[Structured figure records]
** begin **
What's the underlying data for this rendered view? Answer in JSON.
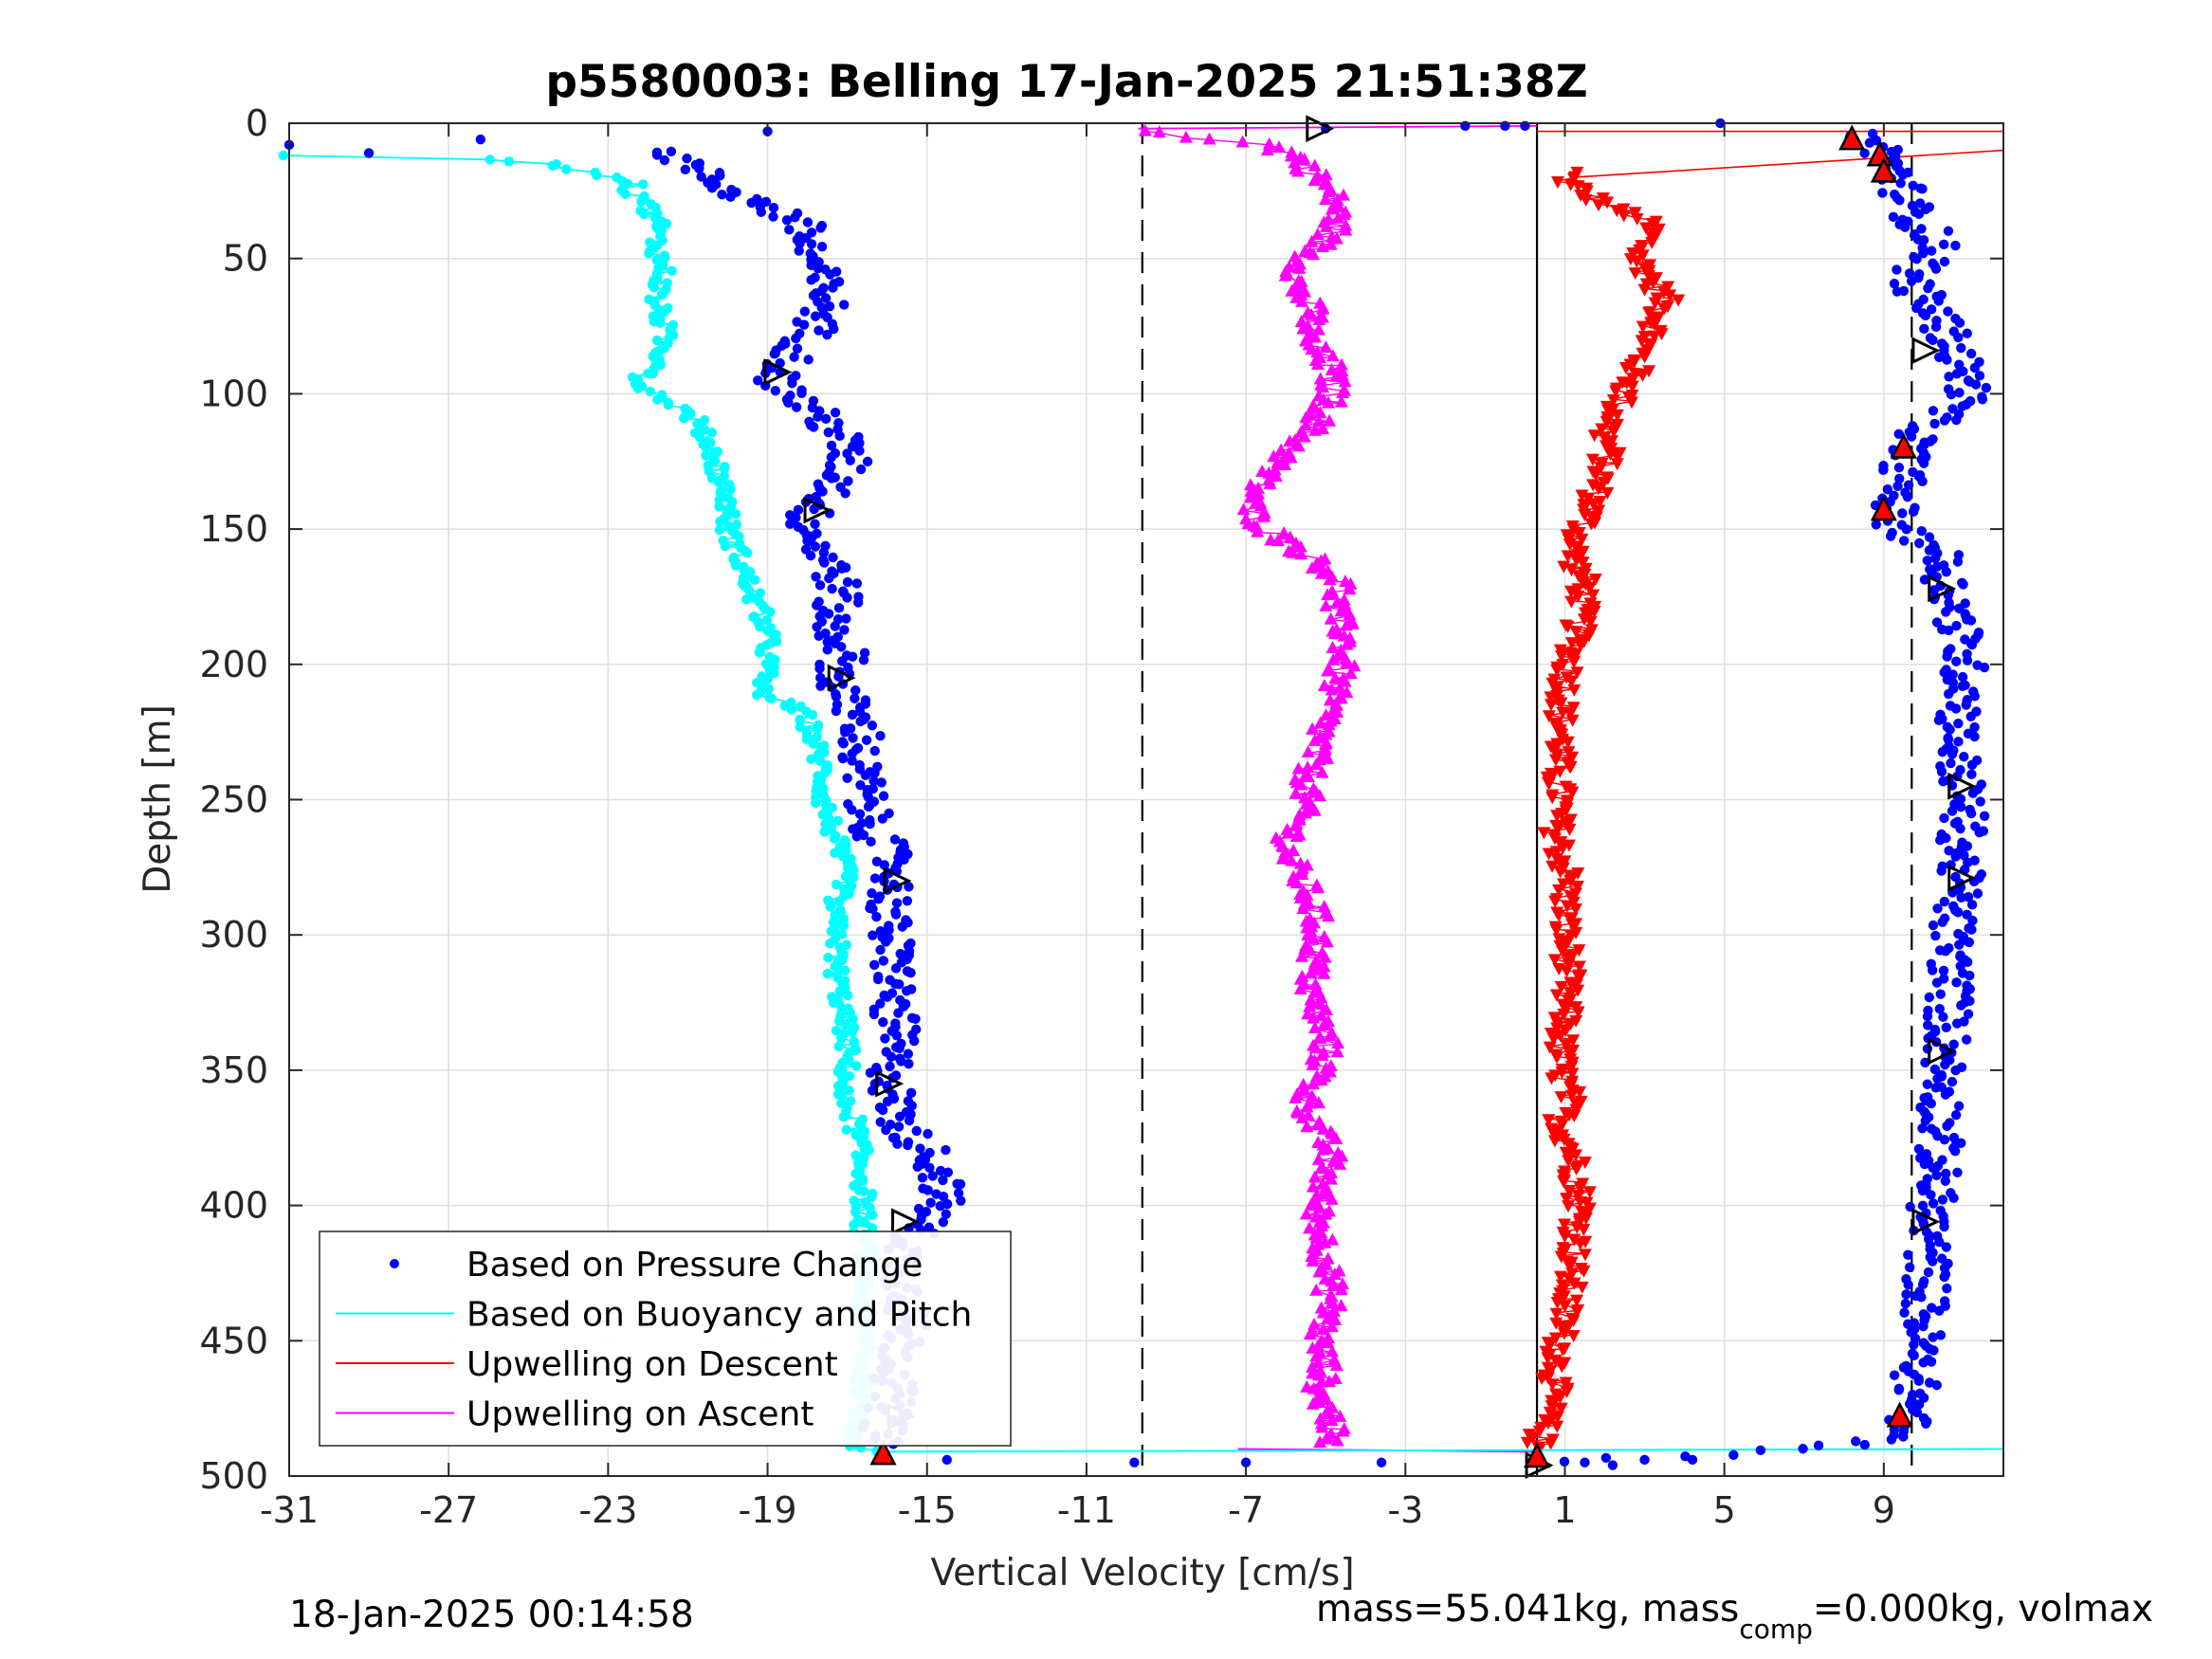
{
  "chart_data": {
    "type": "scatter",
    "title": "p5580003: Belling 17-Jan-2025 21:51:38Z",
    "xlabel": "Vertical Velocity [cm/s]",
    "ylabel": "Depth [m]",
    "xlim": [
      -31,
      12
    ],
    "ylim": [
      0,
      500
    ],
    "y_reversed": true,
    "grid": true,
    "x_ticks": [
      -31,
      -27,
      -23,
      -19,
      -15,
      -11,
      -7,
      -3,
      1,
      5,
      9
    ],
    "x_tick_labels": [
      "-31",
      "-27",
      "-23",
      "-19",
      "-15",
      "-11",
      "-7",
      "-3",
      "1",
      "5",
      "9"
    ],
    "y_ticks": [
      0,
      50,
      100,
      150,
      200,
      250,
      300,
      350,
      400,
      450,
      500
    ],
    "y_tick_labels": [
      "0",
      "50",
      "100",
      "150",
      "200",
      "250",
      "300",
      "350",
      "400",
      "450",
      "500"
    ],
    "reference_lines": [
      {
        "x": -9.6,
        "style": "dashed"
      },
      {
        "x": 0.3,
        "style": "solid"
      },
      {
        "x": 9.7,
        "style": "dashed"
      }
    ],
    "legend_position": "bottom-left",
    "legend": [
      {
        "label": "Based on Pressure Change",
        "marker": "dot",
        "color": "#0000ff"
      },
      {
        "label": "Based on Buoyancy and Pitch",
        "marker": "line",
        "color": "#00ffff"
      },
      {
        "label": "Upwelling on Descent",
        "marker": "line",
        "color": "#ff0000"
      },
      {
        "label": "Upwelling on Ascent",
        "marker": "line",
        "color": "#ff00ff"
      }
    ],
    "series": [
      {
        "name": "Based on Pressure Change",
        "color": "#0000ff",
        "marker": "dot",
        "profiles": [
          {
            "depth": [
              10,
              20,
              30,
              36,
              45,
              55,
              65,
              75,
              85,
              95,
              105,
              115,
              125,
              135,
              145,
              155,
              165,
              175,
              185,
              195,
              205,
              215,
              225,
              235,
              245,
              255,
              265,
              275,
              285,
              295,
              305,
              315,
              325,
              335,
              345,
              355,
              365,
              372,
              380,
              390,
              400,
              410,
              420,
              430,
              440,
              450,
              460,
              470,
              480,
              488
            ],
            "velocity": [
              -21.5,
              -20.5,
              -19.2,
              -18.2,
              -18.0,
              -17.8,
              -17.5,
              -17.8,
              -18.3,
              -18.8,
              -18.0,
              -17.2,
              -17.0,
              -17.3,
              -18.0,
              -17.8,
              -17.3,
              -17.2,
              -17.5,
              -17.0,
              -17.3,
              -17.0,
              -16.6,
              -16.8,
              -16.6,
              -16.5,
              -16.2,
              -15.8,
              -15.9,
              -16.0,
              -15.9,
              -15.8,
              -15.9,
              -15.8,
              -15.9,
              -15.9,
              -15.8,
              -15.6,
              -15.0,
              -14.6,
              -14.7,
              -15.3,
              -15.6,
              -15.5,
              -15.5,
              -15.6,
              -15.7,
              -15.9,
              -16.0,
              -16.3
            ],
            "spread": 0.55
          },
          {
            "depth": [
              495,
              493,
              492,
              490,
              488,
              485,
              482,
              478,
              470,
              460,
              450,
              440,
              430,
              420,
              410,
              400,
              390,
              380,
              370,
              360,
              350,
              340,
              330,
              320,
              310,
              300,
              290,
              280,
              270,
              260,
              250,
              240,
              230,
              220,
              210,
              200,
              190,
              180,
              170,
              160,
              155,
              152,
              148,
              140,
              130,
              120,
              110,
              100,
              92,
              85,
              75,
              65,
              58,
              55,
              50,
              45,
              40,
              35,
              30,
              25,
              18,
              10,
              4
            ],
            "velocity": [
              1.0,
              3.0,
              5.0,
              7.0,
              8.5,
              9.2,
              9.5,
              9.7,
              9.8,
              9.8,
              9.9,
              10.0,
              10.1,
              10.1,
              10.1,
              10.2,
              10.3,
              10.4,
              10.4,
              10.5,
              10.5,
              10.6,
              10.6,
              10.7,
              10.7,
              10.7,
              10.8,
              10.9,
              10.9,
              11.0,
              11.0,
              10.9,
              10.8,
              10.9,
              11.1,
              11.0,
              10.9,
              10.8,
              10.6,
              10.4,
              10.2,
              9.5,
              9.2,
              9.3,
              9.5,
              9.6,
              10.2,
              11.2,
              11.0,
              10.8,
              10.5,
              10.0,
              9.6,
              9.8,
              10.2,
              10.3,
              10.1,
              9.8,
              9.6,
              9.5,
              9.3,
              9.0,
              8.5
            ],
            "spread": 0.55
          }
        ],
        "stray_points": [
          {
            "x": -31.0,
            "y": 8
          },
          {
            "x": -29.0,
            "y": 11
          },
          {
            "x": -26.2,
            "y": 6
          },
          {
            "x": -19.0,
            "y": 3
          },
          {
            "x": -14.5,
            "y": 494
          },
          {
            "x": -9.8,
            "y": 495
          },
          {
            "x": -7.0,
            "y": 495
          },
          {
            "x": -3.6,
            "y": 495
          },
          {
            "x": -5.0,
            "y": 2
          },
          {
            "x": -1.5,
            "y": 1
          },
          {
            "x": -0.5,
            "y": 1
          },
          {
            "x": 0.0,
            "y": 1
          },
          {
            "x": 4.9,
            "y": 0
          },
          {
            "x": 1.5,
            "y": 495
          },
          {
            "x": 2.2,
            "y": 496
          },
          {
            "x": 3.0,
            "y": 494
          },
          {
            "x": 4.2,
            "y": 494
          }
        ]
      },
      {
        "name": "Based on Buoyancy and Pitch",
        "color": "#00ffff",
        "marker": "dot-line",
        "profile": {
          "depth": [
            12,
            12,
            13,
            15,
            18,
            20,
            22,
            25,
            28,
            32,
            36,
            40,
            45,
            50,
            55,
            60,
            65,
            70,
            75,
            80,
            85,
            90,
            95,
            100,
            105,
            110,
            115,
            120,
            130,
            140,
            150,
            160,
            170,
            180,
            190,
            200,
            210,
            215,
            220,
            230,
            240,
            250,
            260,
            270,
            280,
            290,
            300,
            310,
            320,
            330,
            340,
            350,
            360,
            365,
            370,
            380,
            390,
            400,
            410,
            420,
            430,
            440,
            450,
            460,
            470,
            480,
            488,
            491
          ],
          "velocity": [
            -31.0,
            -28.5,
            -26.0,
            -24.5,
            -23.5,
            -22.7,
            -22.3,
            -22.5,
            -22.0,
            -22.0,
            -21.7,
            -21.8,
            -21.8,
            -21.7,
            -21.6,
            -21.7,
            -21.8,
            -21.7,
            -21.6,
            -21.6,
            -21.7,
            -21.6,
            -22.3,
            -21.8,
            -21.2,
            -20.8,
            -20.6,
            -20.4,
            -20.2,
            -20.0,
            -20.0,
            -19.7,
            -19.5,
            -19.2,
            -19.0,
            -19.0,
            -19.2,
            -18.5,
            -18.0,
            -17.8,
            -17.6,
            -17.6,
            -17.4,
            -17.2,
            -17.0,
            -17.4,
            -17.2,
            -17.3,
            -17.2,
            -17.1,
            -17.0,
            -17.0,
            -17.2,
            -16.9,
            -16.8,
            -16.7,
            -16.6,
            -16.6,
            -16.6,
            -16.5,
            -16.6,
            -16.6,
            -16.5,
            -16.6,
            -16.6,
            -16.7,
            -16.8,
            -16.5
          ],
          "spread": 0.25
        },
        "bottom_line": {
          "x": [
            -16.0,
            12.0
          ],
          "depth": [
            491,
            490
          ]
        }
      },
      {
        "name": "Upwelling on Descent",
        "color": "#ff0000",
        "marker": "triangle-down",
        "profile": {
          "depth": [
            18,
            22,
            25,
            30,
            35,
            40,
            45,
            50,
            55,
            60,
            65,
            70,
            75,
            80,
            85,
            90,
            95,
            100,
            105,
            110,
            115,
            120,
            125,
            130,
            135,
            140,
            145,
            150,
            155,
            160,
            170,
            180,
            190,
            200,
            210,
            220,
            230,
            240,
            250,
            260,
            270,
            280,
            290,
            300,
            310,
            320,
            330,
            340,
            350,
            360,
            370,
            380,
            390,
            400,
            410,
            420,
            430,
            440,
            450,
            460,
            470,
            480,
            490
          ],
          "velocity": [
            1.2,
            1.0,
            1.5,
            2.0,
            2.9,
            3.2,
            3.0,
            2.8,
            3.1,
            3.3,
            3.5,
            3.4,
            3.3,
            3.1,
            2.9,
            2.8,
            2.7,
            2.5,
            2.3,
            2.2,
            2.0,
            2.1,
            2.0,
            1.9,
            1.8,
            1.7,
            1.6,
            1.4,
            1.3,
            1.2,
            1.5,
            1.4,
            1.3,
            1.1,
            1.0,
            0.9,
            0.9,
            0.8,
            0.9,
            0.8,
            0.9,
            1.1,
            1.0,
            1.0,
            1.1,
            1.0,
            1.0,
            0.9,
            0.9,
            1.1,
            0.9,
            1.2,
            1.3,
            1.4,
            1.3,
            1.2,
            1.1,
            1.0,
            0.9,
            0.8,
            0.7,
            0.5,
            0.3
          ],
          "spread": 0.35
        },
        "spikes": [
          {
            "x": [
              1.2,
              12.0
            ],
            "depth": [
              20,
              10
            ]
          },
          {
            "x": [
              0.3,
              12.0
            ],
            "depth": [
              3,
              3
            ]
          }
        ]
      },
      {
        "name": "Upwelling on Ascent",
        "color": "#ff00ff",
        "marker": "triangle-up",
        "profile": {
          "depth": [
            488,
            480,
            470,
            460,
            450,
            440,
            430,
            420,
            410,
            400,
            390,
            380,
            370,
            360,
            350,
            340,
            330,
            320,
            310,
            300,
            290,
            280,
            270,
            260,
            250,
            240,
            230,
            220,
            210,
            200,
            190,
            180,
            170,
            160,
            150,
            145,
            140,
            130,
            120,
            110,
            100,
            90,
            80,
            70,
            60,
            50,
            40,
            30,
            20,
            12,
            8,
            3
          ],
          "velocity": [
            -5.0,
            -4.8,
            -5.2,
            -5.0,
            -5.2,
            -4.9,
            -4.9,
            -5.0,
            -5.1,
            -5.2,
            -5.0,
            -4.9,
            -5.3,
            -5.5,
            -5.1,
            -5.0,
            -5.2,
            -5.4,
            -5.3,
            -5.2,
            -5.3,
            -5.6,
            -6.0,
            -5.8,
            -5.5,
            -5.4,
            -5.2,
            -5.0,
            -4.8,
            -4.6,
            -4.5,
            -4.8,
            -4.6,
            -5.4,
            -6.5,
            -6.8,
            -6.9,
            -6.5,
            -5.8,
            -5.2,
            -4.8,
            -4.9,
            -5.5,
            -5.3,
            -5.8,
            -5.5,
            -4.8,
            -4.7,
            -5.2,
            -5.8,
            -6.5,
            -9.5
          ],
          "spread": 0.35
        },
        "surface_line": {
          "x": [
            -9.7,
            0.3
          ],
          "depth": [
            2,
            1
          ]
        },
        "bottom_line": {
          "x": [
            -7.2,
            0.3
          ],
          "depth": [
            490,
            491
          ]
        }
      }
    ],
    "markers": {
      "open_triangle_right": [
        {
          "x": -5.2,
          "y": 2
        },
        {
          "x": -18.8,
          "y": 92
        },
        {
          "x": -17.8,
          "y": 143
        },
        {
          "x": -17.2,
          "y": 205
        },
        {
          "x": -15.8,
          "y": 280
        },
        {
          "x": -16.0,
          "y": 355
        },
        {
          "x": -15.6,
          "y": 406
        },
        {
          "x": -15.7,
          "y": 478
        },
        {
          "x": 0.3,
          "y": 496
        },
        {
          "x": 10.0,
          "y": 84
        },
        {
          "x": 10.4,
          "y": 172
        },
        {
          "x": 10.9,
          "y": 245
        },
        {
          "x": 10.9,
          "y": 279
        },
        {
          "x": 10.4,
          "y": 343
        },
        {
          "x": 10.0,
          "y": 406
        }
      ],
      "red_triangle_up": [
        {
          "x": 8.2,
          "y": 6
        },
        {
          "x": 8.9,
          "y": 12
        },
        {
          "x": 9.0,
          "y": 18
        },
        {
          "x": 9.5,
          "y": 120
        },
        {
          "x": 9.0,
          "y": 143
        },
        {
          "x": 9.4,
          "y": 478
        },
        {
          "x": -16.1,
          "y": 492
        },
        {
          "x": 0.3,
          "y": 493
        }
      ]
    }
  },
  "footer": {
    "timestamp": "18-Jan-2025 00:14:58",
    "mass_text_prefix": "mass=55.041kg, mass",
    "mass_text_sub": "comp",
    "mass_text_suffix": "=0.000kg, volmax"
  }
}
** end **
▶ [Job]:
Extract each line holding the string "color".

▶ [Task solution]:
        "color": "#0000ff"
        "color": "#00ffff"
        "color": "#ff0000"
        "color": "#ff00ff"
        "color": "#0000ff",
        "color": "#00ffff",
        "color": "#ff0000",
        "color": "#ff00ff",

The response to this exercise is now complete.